> Material supplied:
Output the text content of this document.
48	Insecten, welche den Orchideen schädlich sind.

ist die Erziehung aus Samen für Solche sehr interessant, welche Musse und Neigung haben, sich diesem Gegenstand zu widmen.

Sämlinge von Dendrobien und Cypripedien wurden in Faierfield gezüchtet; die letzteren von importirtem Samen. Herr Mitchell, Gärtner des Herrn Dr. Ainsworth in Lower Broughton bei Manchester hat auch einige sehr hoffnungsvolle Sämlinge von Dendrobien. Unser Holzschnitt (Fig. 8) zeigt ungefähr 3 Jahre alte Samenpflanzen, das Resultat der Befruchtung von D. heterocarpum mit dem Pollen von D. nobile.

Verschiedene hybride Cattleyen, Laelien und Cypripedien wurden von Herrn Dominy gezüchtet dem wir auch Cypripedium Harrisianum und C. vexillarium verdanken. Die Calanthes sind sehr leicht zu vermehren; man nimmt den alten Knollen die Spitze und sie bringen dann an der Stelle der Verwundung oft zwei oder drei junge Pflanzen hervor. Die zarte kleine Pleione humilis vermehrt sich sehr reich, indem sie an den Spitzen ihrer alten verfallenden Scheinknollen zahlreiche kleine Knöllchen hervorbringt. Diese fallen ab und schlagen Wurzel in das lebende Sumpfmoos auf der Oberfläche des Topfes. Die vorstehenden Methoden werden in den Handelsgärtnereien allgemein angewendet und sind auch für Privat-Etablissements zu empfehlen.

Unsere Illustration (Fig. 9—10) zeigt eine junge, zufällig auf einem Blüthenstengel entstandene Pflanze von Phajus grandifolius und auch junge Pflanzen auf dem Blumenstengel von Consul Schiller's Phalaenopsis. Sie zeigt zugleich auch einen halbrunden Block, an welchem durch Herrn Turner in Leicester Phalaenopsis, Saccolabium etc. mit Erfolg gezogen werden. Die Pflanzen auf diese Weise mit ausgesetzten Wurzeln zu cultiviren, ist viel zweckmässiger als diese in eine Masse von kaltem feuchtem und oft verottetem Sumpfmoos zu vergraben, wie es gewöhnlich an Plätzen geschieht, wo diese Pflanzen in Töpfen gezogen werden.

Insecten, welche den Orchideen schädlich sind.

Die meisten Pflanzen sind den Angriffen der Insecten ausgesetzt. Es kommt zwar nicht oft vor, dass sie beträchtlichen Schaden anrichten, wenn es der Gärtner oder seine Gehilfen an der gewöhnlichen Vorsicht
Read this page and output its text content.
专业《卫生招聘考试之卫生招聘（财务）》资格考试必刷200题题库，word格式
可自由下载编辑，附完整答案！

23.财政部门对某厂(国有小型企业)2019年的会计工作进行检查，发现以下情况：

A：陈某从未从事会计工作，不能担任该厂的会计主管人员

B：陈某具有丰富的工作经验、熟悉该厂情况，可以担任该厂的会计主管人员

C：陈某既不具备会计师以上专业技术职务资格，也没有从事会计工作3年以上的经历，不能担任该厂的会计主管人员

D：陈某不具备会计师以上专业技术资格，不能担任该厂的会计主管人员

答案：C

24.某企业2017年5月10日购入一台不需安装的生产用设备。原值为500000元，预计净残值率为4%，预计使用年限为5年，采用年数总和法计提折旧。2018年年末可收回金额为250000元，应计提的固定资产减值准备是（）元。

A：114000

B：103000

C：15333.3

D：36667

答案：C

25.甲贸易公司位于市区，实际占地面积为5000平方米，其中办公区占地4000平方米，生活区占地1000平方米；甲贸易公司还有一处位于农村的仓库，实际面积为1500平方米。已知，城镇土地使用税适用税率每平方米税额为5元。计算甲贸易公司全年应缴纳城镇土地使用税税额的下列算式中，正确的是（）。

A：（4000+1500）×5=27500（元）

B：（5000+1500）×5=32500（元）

> Task to complete:
Filter the listing for the word "Insecten" and copy every line that holds it.

> Answer to this problem:
48	Insecten, welche den Orchideen schädlich sind.
Insecten, welche den Orchideen schädlich sind.
Die meisten Pflanzen sind den Angriffen der Insecten ausgesetzt. Es kommt zwar nicht oft vor, dass sie beträchtlichen Schaden anrichten, wenn es der Gärtner oder seine Gehilfen an der gewöhnlichen Vorsicht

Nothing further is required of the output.